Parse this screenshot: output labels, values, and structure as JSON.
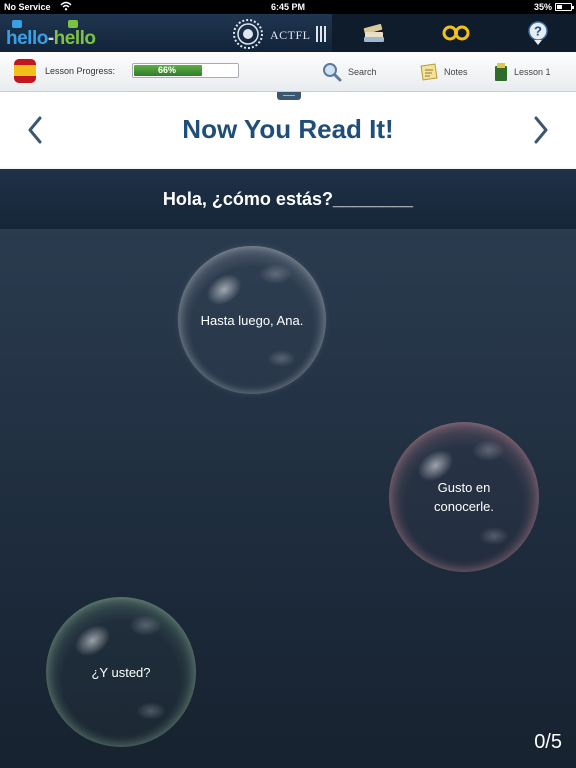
{
  "status_bar": {
    "carrier": "No Service",
    "time": "6:45 PM",
    "battery": "35%"
  },
  "header": {
    "logo": "hello-hello",
    "logo_part1": "hello",
    "logo_dash": "-",
    "logo_part2": "hello",
    "actfl_text": "ACTFL",
    "buttons": [
      {
        "icon": "books-icon"
      },
      {
        "icon": "glasses-icon"
      },
      {
        "icon": "help-icon"
      }
    ]
  },
  "lesson_bar": {
    "language_flag": "spain-flag-icon",
    "progress_label": "Lesson Progress:",
    "progress_text": "66%",
    "progress_value": 0.66,
    "search_label": "Search",
    "notes_label": "Notes",
    "lesson_label": "Lesson 1"
  },
  "title": {
    "text": "Now You Read It!"
  },
  "prompt": {
    "text": "Hola, ¿cómo estás?________"
  },
  "bubbles": [
    {
      "text": "Hasta luego, Ana.",
      "color": "white"
    },
    {
      "text": "Gusto en conocerle.",
      "color": "pink"
    },
    {
      "text": "¿Y usted?",
      "color": "green"
    }
  ],
  "score": "0/5",
  "colors": {
    "title": "#1f4e78",
    "progress": "#3f9236",
    "background": "#1d2b3c"
  }
}
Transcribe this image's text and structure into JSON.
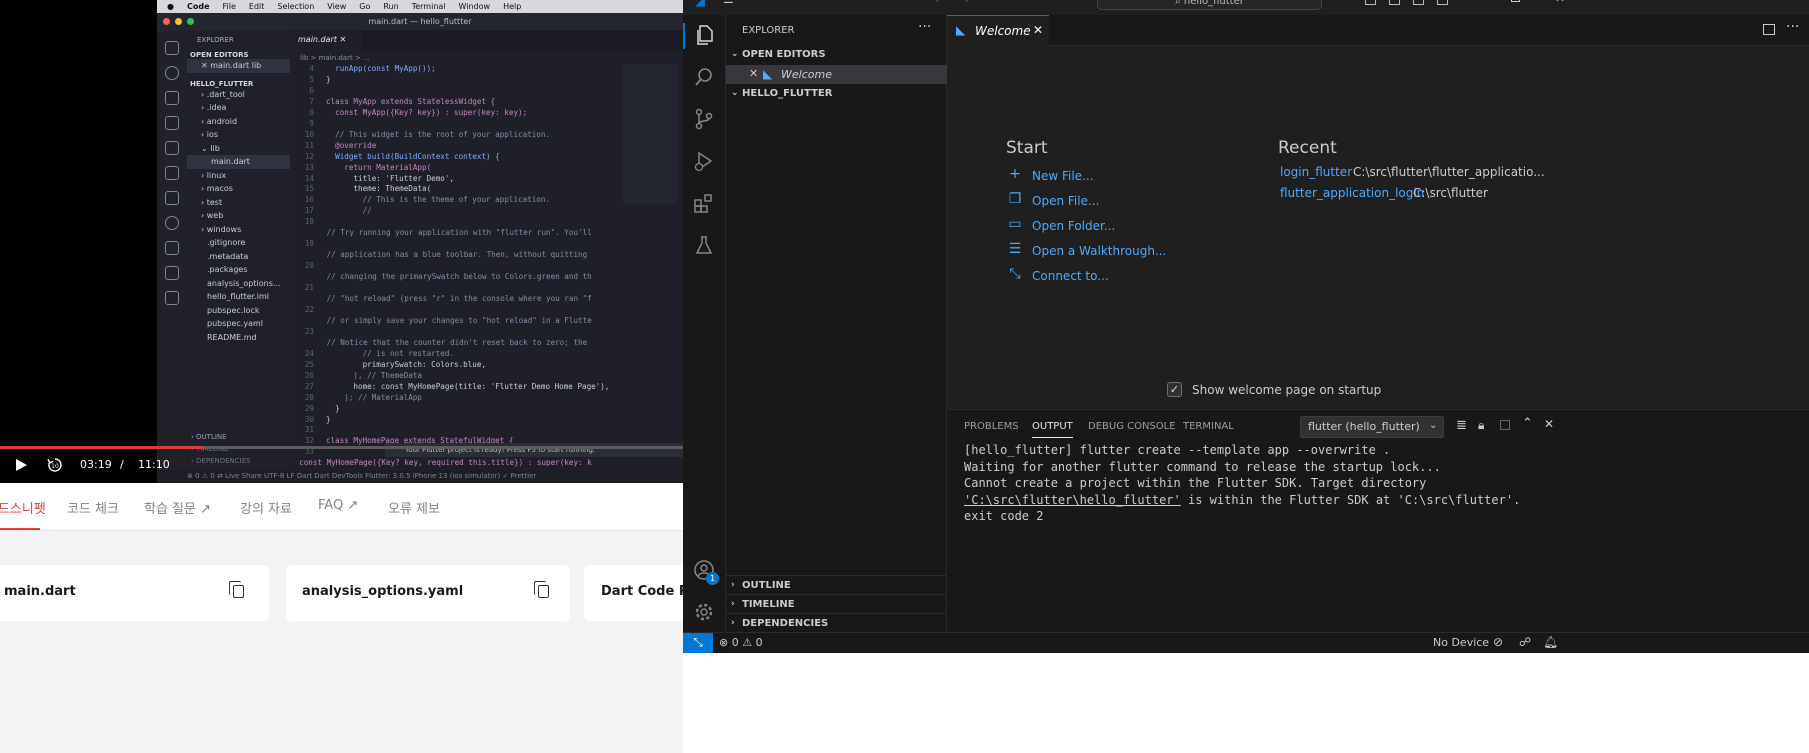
{
  "video": {
    "mac_menu": [
      "Code",
      "File",
      "Edit",
      "Selection",
      "View",
      "Go",
      "Run",
      "Terminal",
      "Window",
      "Help"
    ],
    "window_title": "main.dart — hello_fluttter",
    "explorer_label": "EXPLORER",
    "open_editors_label": "OPEN EDITORS",
    "open_editor_file": "main.dart lib",
    "project_label": "HELLO_FLUTTER",
    "files": [
      ".dart_tool",
      ".idea",
      "android",
      "ios",
      "lib",
      "main.dart",
      "linux",
      "macos",
      "test",
      "web",
      "windows",
      ".gitignore",
      ".metadata",
      ".packages",
      "analysis_options...",
      "hello_flutter.iml",
      "pubspec.lock",
      "pubspec.yaml",
      "README.md"
    ],
    "tab": "main.dart",
    "breadcrumb": "lib > main.dart > ...",
    "outline_label": "OUTLINE",
    "timeline_label": "TIMELINE",
    "dependencies_label": "DEPENDENCIES",
    "toast": "Your Flutter project is ready! Press F5 to start running.",
    "status": "⊗ 0 ⚠ 0   ⇄ Live Share          UTF-8   LF   Dart   Dart DevTools   Flutter: 3.0.5   iPhone 13 (ios simulator)   ✓ Prettier",
    "current_time": "03:19",
    "separator": "/",
    "total_time": "11:10",
    "progress": 0.297
  },
  "lecture_tabs": [
    "코드스니펫",
    "코드 체크",
    "학습 질문 ↗",
    "강의 자료",
    "FAQ ↗",
    "오류 제보"
  ],
  "snippets": [
    "main.dart",
    "analysis_options.yaml",
    "Dart Code Re"
  ],
  "vscode": {
    "search_text": "hello_flutter",
    "explorer_label": "EXPLORER",
    "open_editors_label": "OPEN EDITORS",
    "open_editor_item": "Welcome",
    "project_label": "HELLO_FLUTTER",
    "outline_label": "OUTLINE",
    "timeline_label": "TIMELINE",
    "dependencies_label": "DEPENDENCIES",
    "tab_label": "Welcome",
    "start_label": "Start",
    "start_items": [
      "New File...",
      "Open File...",
      "Open Folder...",
      "Open a Walkthrough...",
      "Connect to..."
    ],
    "recent_label": "Recent",
    "recent": [
      {
        "name": "login_flutter",
        "path": "C:\\src\\flutter\\flutter_applicatio..."
      },
      {
        "name": "flutter_application_login",
        "path": "C:\\src\\flutter"
      }
    ],
    "show_welcome": "Show welcome page on startup",
    "panel_tabs": [
      "PROBLEMS",
      "OUTPUT",
      "DEBUG CONSOLE",
      "TERMINAL"
    ],
    "output_channel": "flutter (hello_flutter)",
    "output_lines": [
      "[hello_flutter] flutter create --template app --overwrite .",
      "Waiting for another flutter command to release the startup lock...",
      "Cannot create a project within the Flutter SDK. Target directory",
      "'C:\\src\\flutter\\hello_flutter' is within the Flutter SDK at 'C:\\src\\flutter'.",
      "exit code 2"
    ],
    "status_errors": "0",
    "status_warnings": "0",
    "status_device": "No Device",
    "account_badge": "1"
  }
}
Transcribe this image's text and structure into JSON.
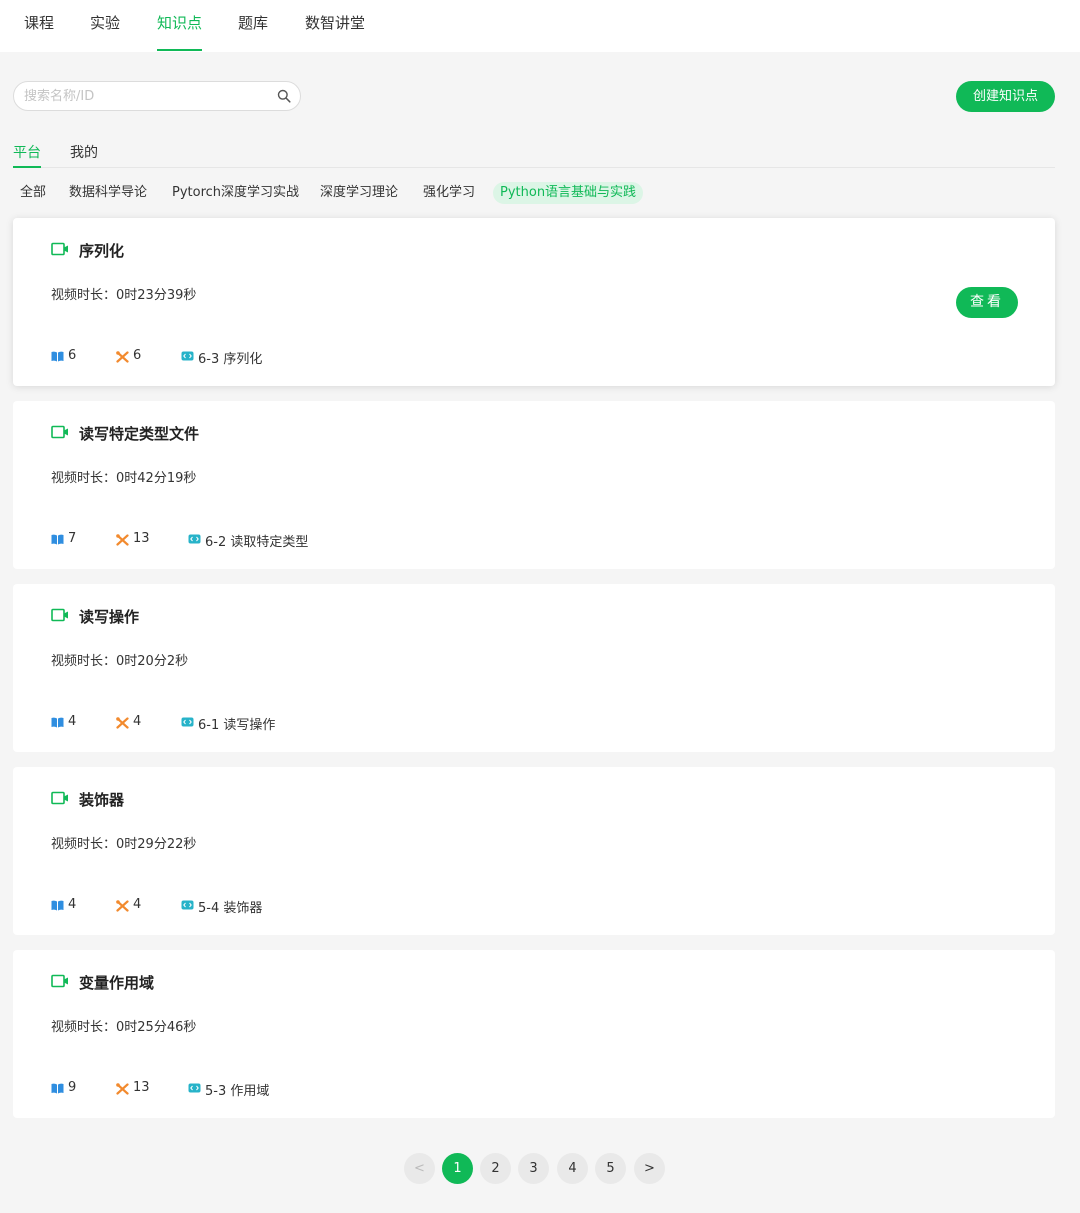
{
  "top_nav": {
    "items": [
      {
        "label": "课程"
      },
      {
        "label": "实验"
      },
      {
        "label": "知识点"
      },
      {
        "label": "题库"
      },
      {
        "label": "数智讲堂"
      }
    ],
    "active_index": 2
  },
  "search": {
    "placeholder": "搜索名称/ID",
    "value": ""
  },
  "create_button": {
    "label": "创建知识点"
  },
  "sub_tabs": {
    "items": [
      {
        "label": "平台"
      },
      {
        "label": "我的"
      }
    ],
    "active_index": 0
  },
  "filters": {
    "items": [
      {
        "label": "全部"
      },
      {
        "label": "数据科学导论"
      },
      {
        "label": "Pytorch深度学习实战"
      },
      {
        "label": "深度学习理论"
      },
      {
        "label": "强化学习"
      },
      {
        "label": "Python语言基础与实践"
      }
    ],
    "active_index": 5
  },
  "duration_label": "视频时长：",
  "view_button": {
    "label": "查看"
  },
  "cards": [
    {
      "title": "序列化",
      "duration": "0时23分39秒",
      "book_count": "6",
      "tool_count": "6",
      "chapter": "6-3 序列化"
    },
    {
      "title": "读写特定类型文件",
      "duration": "0时42分19秒",
      "book_count": "7",
      "tool_count": "13",
      "chapter": "6-2 读取特定类型"
    },
    {
      "title": "读写操作",
      "duration": "0时20分2秒",
      "book_count": "4",
      "tool_count": "4",
      "chapter": "6-1 读写操作"
    },
    {
      "title": "装饰器",
      "duration": "0时29分22秒",
      "book_count": "4",
      "tool_count": "4",
      "chapter": "5-4 装饰器"
    },
    {
      "title": "变量作用域",
      "duration": "0时25分46秒",
      "book_count": "9",
      "tool_count": "13",
      "chapter": "5-3 作用域"
    }
  ],
  "pagination": {
    "prev": "<",
    "next": ">",
    "pages": [
      "1",
      "2",
      "3",
      "4",
      "5"
    ],
    "current": "1"
  },
  "colors": {
    "accent": "#10b957",
    "book_icon": "#2f8ee0",
    "tool_icon": "#f28a2e",
    "chapter_icon": "#27b3c9"
  }
}
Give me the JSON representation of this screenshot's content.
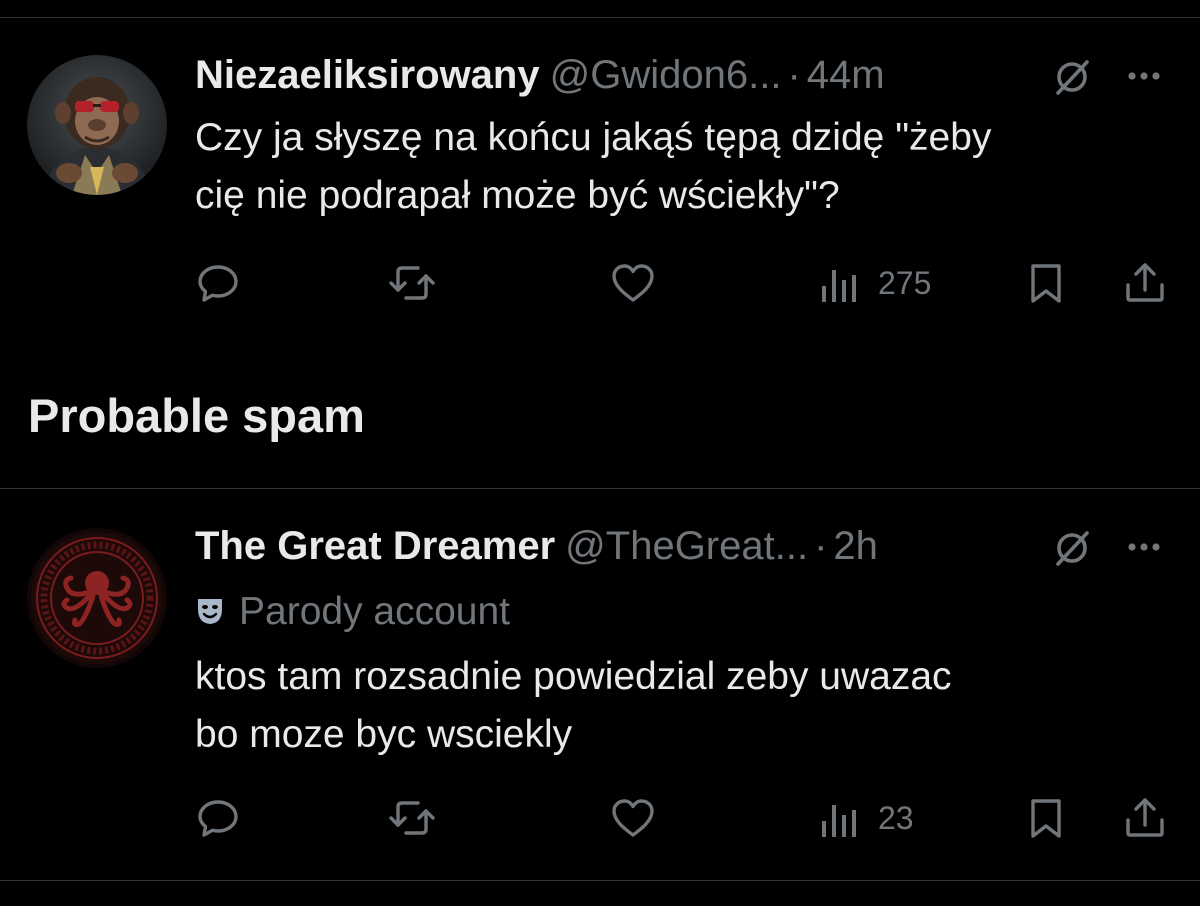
{
  "colors": {
    "background": "#000000",
    "text_primary": "#e7e9ea",
    "text_secondary": "#71767b",
    "divider": "#2f3336"
  },
  "posts": [
    {
      "display_name": "Niezaeliksirowany",
      "handle": "@Gwidon6...",
      "separator": "·",
      "time": "44m",
      "avatar_icon": "chimpanzee-avatar",
      "text_lines": [
        "Czy ja słyszę na końcu jakąś tępą dzidę \"żeby",
        "cię nie podrapał może być wściekły\"?"
      ],
      "views": "275"
    },
    {
      "display_name": "The Great Dreamer",
      "handle": "@TheGreat...",
      "separator": "·",
      "time": "2h",
      "avatar_icon": "octopus-emblem-avatar",
      "badge_label": "Parody account",
      "text_lines": [
        "ktos tam rozsadnie powiedzial zeby uwazac",
        "bo moze byc wsciekly"
      ],
      "views": "23"
    }
  ],
  "section": {
    "title": "Probable spam"
  }
}
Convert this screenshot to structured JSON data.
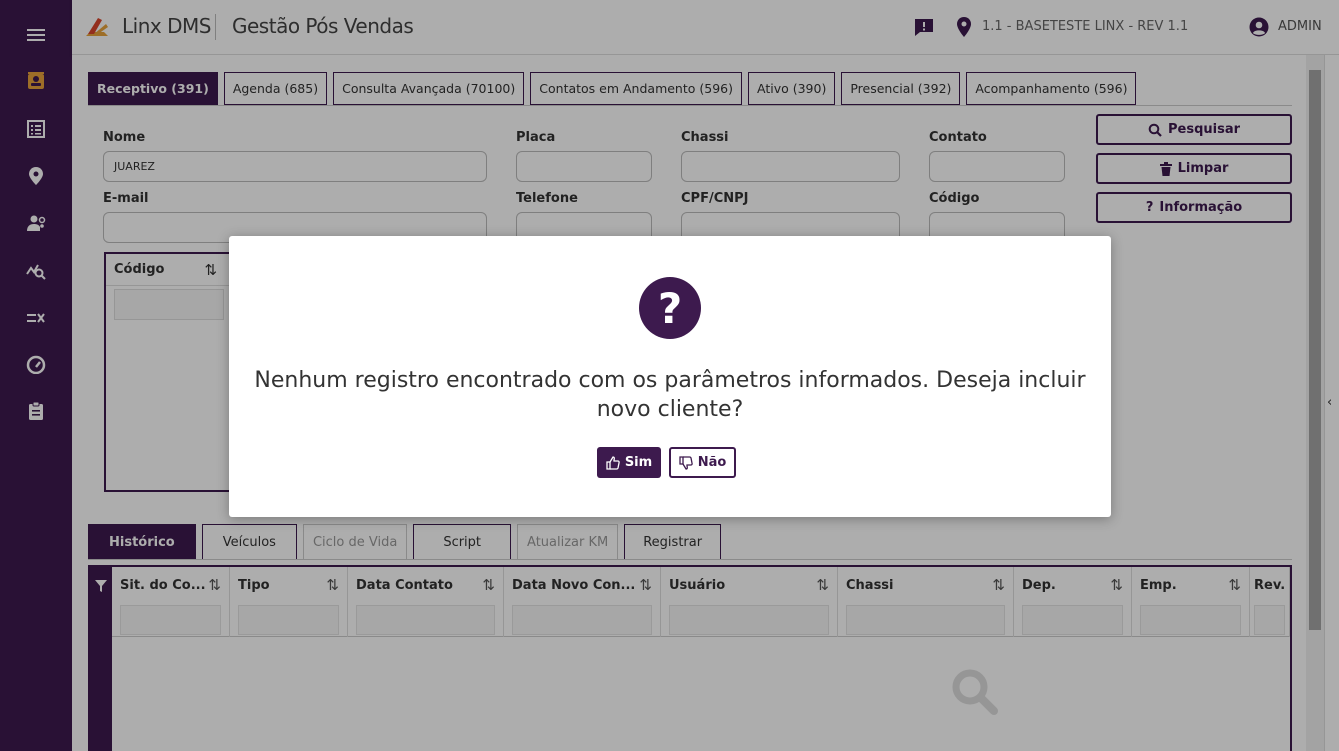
{
  "header": {
    "brand": "Linx DMS",
    "module": "Gestão Pós Vendas",
    "branch": "1.1 - BASETESTE LINX - REV 1.1",
    "user": "ADMIN"
  },
  "sidebar": {
    "items": [
      "menu-icon",
      "contact-card-icon",
      "list-icon",
      "location-pin-icon",
      "users-gear-icon",
      "chart-search-icon",
      "list-x-icon",
      "gauge-icon",
      "clipboard-icon"
    ]
  },
  "tabs_top": [
    "Receptivo (391)",
    "Agenda (685)",
    "Consulta Avançada (70100)",
    "Contatos em Andamento (596)",
    "Ativo (390)",
    "Presencial (392)",
    "Acompanhamento (596)"
  ],
  "form": {
    "nome_label": "Nome",
    "nome_value": "JUAREZ",
    "placa_label": "Placa",
    "chassi_label": "Chassi",
    "contato_label": "Contato",
    "email_label": "E-mail",
    "telefone_label": "Telefone",
    "cpf_label": "CPF/CNPJ",
    "codigo_label": "Código"
  },
  "side_buttons": {
    "pesquisar": "Pesquisar",
    "limpar": "Limpar",
    "informacao": "Informação"
  },
  "grid_top": {
    "col_codigo": "Código",
    "sort_glyph": "⇅"
  },
  "tabs_bottom": [
    "Histórico",
    "Veículos",
    "Ciclo de Vida",
    "Script",
    "Atualizar KM",
    "Registrar"
  ],
  "grid_bottom": {
    "columns": [
      "Sit. do Co...",
      "Tipo",
      "Data Contato",
      "Data Novo Con...",
      "Usuário",
      "Chassi",
      "Dep.",
      "Emp.",
      "Rev."
    ]
  },
  "modal": {
    "message": "Nenhum registro encontrado com os parâmetros informados. Deseja incluir novo cliente?",
    "yes_label": "Sim",
    "no_label": "Não"
  },
  "colors": {
    "primary": "#3d1a4e",
    "accent": "#e8a33b"
  }
}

---------------

_GIVEN EXERCISE:_
Output the line containing "Convert this screenshot" and each line after it, through the end of the material, exactly as given. No pictures belong in the output.

_CORRECT OUTPUT:_
Convert this screenshot to structured JSON data.
{
  "header": {
    "brand": "Linx DMS",
    "module": "Gestão Pós Vendas",
    "branch": "1.1 - BASETESTE LINX - REV 1.1",
    "user": "ADMIN"
  },
  "sidebar": {
    "items": [
      "menu-icon",
      "contact-card-icon",
      "list-icon",
      "location-pin-icon",
      "users-gear-icon",
      "chart-search-icon",
      "list-x-icon",
      "gauge-icon",
      "clipboard-icon"
    ]
  },
  "tabs_top": [
    "Receptivo (391)",
    "Agenda (685)",
    "Consulta Avançada (70100)",
    "Contatos em Andamento (596)",
    "Ativo (390)",
    "Presencial (392)",
    "Acompanhamento (596)"
  ],
  "form": {
    "nome_label": "Nome",
    "nome_value": "JUAREZ",
    "placa_label": "Placa",
    "chassi_label": "Chassi",
    "contato_label": "Contato",
    "email_label": "E-mail",
    "telefone_label": "Telefone",
    "cpf_label": "CPF/CNPJ",
    "codigo_label": "Código"
  },
  "side_buttons": {
    "pesquisar": "Pesquisar",
    "limpar": "Limpar",
    "informacao": "Informação"
  },
  "grid_top": {
    "col_codigo": "Código",
    "sort_glyph": "⇅"
  },
  "tabs_bottom": [
    "Histórico",
    "Veículos",
    "Ciclo de Vida",
    "Script",
    "Atualizar KM",
    "Registrar"
  ],
  "grid_bottom": {
    "columns": [
      "Sit. do Co...",
      "Tipo",
      "Data Contato",
      "Data Novo Con...",
      "Usuário",
      "Chassi",
      "Dep.",
      "Emp.",
      "Rev."
    ]
  },
  "modal": {
    "message": "Nenhum registro encontrado com os parâmetros informados. Deseja incluir novo cliente?",
    "yes_label": "Sim",
    "no_label": "Não"
  },
  "colors": {
    "primary": "#3d1a4e",
    "accent": "#e8a33b"
  }
}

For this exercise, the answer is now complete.